(Dataset rows)
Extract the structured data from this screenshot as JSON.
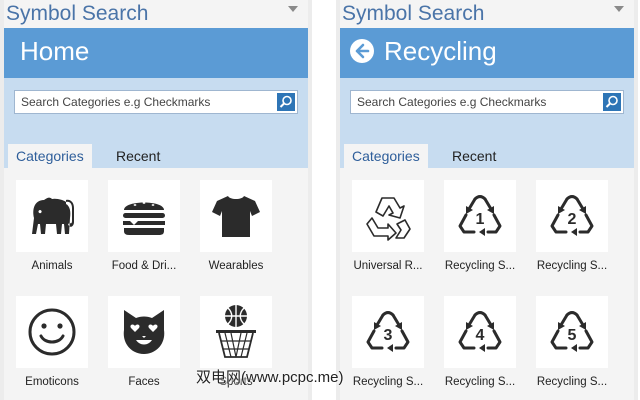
{
  "left": {
    "title": "Symbol Search",
    "header": "Home",
    "search_placeholder": "Search Categories e.g Checkmarks",
    "tabs": [
      {
        "label": "Categories",
        "active": true
      },
      {
        "label": "Recent",
        "active": false
      }
    ],
    "tiles": [
      {
        "label": "Animals",
        "icon": "elephant-icon"
      },
      {
        "label": "Food & Dri...",
        "icon": "burger-icon"
      },
      {
        "label": "Wearables",
        "icon": "tshirt-icon"
      },
      {
        "label": "Emoticons",
        "icon": "smiley-icon"
      },
      {
        "label": "Faces",
        "icon": "heart-eyes-cat-icon"
      },
      {
        "label": "Sports",
        "icon": "basketball-hoop-icon"
      }
    ]
  },
  "right": {
    "title": "Symbol Search",
    "header": "Recycling",
    "search_placeholder": "Search Categories e.g Checkmarks",
    "tabs": [
      {
        "label": "Categories",
        "active": true
      },
      {
        "label": "Recent",
        "active": false
      }
    ],
    "tiles": [
      {
        "label": "Universal R...",
        "icon": "universal-recycling-icon",
        "number": ""
      },
      {
        "label": "Recycling S...",
        "icon": "recycling-1-icon",
        "number": "1"
      },
      {
        "label": "Recycling S...",
        "icon": "recycling-2-icon",
        "number": "2"
      },
      {
        "label": "Recycling S...",
        "icon": "recycling-3-icon",
        "number": "3"
      },
      {
        "label": "Recycling S...",
        "icon": "recycling-4-icon",
        "number": "4"
      },
      {
        "label": "Recycling S...",
        "icon": "recycling-5-icon",
        "number": "5"
      }
    ]
  },
  "watermark": "双电网(www.pcpc.me)",
  "colors": {
    "header": "#5b9bd5",
    "band": "#c7dcf0",
    "title": "#4a74a8",
    "search_button": "#2e75b6"
  }
}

→ TASK STATEMENT
Repeat the data exactly in full, omitting its pictures.

→ FULL SOLUTION
Extract the structured data from this screenshot as JSON.
{
  "left": {
    "title": "Symbol Search",
    "header": "Home",
    "search_placeholder": "Search Categories e.g Checkmarks",
    "tabs": [
      {
        "label": "Categories",
        "active": true
      },
      {
        "label": "Recent",
        "active": false
      }
    ],
    "tiles": [
      {
        "label": "Animals",
        "icon": "elephant-icon"
      },
      {
        "label": "Food & Dri...",
        "icon": "burger-icon"
      },
      {
        "label": "Wearables",
        "icon": "tshirt-icon"
      },
      {
        "label": "Emoticons",
        "icon": "smiley-icon"
      },
      {
        "label": "Faces",
        "icon": "heart-eyes-cat-icon"
      },
      {
        "label": "Sports",
        "icon": "basketball-hoop-icon"
      }
    ]
  },
  "right": {
    "title": "Symbol Search",
    "header": "Recycling",
    "search_placeholder": "Search Categories e.g Checkmarks",
    "tabs": [
      {
        "label": "Categories",
        "active": true
      },
      {
        "label": "Recent",
        "active": false
      }
    ],
    "tiles": [
      {
        "label": "Universal R...",
        "icon": "universal-recycling-icon",
        "number": ""
      },
      {
        "label": "Recycling S...",
        "icon": "recycling-1-icon",
        "number": "1"
      },
      {
        "label": "Recycling S...",
        "icon": "recycling-2-icon",
        "number": "2"
      },
      {
        "label": "Recycling S...",
        "icon": "recycling-3-icon",
        "number": "3"
      },
      {
        "label": "Recycling S...",
        "icon": "recycling-4-icon",
        "number": "4"
      },
      {
        "label": "Recycling S...",
        "icon": "recycling-5-icon",
        "number": "5"
      }
    ]
  },
  "watermark": "双电网(www.pcpc.me)",
  "colors": {
    "header": "#5b9bd5",
    "band": "#c7dcf0",
    "title": "#4a74a8",
    "search_button": "#2e75b6"
  }
}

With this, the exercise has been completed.